* _TO DO_:
Set down each entry from the block beneath, exactly as written.

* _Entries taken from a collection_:
===============

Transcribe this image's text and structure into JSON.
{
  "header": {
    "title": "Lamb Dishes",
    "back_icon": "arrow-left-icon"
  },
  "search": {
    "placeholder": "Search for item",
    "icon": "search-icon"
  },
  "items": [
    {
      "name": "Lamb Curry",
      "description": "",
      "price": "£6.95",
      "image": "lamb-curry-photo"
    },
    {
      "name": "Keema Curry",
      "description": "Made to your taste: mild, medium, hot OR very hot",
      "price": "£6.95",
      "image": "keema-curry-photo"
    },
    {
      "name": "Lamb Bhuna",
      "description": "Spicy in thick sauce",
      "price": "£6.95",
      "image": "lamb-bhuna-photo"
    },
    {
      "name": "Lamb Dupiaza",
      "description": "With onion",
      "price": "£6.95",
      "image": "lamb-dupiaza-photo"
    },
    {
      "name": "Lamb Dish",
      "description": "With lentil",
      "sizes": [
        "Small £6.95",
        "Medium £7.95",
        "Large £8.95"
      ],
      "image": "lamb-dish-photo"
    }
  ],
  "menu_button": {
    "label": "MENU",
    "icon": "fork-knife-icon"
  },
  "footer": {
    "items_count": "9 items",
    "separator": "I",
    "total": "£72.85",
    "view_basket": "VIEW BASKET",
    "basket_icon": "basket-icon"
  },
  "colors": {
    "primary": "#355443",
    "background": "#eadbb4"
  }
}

===============

* _SOLUTION TO THIS PROBLEM_:
Transcribe this image's text and structure into JSON.
{
  "header": {
    "title": "Lamb Dishes",
    "back_icon": "arrow-left-icon"
  },
  "search": {
    "placeholder": "Search for item",
    "icon": "search-icon"
  },
  "items": [
    {
      "name": "Lamb Curry",
      "description": "",
      "price": "£6.95",
      "image": "lamb-curry-photo"
    },
    {
      "name": "Keema Curry",
      "description": "Made to your taste: mild, medium, hot OR very hot",
      "price": "£6.95",
      "image": "keema-curry-photo"
    },
    {
      "name": "Lamb Bhuna",
      "description": "Spicy in thick sauce",
      "price": "£6.95",
      "image": "lamb-bhuna-photo"
    },
    {
      "name": "Lamb Dupiaza",
      "description": "With onion",
      "price": "£6.95",
      "image": "lamb-dupiaza-photo"
    },
    {
      "name": "Lamb Dish",
      "description": "With lentil",
      "sizes": [
        "Small £6.95",
        "Medium £7.95",
        "Large £8.95"
      ],
      "image": "lamb-dish-photo"
    }
  ],
  "menu_button": {
    "label": "MENU",
    "icon": "fork-knife-icon"
  },
  "footer": {
    "items_count": "9 items",
    "separator": "I",
    "total": "£72.85",
    "view_basket": "VIEW BASKET",
    "basket_icon": "basket-icon"
  },
  "colors": {
    "primary": "#355443",
    "background": "#eadbb4"
  }
}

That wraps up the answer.